[Collected data]

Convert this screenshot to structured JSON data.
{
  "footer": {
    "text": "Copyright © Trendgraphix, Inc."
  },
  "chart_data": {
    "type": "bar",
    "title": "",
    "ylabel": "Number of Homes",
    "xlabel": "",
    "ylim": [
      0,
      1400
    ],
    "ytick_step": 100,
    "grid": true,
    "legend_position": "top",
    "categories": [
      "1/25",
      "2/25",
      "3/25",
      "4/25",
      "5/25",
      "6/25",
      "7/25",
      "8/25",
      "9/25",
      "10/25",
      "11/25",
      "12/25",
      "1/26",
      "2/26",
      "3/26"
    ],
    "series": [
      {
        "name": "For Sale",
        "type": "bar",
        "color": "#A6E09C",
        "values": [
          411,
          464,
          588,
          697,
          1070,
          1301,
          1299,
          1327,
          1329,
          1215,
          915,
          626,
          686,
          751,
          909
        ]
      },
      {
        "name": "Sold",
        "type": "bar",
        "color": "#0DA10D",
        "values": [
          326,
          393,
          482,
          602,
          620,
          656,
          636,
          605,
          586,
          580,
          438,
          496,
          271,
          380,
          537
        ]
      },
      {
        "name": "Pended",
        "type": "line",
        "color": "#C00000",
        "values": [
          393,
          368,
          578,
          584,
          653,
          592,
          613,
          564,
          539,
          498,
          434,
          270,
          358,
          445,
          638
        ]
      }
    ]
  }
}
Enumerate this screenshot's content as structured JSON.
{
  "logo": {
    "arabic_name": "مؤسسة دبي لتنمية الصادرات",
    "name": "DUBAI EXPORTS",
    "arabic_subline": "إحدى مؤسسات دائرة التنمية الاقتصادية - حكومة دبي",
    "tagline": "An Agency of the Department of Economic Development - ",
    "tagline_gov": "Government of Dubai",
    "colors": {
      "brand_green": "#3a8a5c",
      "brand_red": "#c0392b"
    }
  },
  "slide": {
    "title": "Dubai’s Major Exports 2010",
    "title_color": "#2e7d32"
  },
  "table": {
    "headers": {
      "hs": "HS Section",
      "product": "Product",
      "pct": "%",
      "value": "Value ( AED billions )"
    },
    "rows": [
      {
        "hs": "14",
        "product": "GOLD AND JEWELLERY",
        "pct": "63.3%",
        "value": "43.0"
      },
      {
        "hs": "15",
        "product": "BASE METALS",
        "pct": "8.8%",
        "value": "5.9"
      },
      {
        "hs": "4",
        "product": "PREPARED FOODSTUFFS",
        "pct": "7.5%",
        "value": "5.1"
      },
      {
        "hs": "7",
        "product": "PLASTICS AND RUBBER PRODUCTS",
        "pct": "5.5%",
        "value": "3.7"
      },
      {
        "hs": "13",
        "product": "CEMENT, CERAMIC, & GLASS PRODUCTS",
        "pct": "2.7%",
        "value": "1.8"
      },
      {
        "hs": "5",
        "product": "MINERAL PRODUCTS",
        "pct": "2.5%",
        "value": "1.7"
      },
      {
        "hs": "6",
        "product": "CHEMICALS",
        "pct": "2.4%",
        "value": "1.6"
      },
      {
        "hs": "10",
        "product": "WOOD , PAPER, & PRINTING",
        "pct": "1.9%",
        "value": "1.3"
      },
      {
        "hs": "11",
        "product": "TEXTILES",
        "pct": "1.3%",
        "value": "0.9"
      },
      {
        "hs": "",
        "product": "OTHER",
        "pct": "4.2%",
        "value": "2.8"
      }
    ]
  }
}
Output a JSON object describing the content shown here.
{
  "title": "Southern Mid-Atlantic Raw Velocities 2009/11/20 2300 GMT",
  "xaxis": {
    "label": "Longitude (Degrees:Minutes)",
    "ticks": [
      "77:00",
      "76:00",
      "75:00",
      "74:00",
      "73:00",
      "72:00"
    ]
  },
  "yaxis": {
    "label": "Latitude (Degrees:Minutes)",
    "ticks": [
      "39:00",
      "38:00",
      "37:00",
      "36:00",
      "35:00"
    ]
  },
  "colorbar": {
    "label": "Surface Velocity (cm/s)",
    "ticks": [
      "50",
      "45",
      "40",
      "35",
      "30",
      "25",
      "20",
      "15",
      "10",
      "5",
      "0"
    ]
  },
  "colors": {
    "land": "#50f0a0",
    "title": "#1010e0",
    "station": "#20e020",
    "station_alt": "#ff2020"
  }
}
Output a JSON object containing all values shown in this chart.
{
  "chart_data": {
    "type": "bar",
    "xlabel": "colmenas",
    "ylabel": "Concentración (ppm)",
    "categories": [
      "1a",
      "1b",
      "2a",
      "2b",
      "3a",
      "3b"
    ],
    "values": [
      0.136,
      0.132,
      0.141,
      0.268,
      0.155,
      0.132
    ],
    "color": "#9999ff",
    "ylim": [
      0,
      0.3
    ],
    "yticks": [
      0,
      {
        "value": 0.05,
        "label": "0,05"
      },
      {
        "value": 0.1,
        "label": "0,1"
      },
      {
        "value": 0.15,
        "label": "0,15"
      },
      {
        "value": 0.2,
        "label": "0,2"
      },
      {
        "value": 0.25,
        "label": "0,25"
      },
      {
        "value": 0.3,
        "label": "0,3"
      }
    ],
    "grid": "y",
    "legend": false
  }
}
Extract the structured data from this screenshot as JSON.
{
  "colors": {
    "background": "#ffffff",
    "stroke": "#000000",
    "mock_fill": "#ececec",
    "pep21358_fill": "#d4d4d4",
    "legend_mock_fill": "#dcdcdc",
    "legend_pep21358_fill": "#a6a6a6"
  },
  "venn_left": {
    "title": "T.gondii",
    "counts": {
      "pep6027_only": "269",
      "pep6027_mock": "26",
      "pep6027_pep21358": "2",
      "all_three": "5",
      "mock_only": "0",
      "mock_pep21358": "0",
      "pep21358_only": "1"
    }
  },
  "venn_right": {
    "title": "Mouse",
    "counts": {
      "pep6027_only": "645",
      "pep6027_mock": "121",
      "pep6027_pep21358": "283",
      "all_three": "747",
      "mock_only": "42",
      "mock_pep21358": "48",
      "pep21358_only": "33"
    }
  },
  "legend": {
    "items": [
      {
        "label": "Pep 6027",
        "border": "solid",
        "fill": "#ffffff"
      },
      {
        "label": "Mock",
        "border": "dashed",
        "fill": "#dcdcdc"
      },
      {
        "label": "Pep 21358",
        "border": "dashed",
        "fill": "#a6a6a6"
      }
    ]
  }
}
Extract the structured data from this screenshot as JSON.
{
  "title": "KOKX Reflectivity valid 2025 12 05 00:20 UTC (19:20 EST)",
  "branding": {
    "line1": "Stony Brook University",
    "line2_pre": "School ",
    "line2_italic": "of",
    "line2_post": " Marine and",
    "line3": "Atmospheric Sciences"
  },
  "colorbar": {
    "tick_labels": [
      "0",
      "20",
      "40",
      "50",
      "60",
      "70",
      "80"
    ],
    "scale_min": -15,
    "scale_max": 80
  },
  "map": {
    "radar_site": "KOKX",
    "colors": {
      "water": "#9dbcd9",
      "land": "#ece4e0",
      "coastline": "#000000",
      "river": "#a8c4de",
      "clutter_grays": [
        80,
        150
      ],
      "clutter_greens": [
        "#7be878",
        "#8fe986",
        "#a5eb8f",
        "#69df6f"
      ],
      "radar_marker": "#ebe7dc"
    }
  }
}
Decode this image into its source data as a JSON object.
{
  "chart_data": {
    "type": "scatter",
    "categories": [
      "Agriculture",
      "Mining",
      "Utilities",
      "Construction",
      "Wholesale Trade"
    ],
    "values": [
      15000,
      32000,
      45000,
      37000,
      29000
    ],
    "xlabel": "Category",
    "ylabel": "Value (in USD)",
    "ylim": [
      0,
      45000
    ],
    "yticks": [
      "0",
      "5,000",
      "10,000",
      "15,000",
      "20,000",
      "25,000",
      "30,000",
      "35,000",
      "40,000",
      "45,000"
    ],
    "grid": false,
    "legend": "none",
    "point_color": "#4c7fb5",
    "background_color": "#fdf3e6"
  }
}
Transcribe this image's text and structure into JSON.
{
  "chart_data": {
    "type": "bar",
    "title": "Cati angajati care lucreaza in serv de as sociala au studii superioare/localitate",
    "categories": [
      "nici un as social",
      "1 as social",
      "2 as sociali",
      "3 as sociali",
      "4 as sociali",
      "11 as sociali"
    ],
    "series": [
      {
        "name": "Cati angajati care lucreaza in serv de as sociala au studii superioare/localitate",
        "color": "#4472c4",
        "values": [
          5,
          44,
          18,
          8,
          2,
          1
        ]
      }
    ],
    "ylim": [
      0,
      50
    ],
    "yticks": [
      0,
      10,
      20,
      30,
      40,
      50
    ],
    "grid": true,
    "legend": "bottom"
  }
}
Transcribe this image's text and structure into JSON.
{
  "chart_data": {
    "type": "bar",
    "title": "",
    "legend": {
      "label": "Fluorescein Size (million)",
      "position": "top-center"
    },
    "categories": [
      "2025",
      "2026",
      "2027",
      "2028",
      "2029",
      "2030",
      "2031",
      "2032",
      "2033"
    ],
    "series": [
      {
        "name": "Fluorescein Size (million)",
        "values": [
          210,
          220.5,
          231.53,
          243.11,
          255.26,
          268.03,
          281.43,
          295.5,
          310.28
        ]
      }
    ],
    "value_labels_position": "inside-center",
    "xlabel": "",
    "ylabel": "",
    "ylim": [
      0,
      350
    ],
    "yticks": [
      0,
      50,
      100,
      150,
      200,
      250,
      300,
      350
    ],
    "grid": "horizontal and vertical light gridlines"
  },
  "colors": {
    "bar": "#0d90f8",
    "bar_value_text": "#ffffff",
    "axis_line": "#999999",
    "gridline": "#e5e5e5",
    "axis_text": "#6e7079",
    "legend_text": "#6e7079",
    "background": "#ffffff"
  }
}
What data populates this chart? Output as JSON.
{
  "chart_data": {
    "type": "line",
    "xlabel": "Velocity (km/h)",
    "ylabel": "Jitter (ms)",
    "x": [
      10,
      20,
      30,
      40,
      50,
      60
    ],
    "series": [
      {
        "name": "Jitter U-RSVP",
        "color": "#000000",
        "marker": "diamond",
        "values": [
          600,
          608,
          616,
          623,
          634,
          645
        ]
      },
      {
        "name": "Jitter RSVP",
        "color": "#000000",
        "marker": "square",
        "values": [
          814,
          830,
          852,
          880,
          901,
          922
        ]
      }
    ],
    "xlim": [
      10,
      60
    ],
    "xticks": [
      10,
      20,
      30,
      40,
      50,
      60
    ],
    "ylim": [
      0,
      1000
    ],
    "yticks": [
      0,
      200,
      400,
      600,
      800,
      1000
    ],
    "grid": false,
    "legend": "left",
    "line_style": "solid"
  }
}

• **Your instructions**: For the data above, state only how many lines include the word "lucreaza".

• **Exercise result**: 2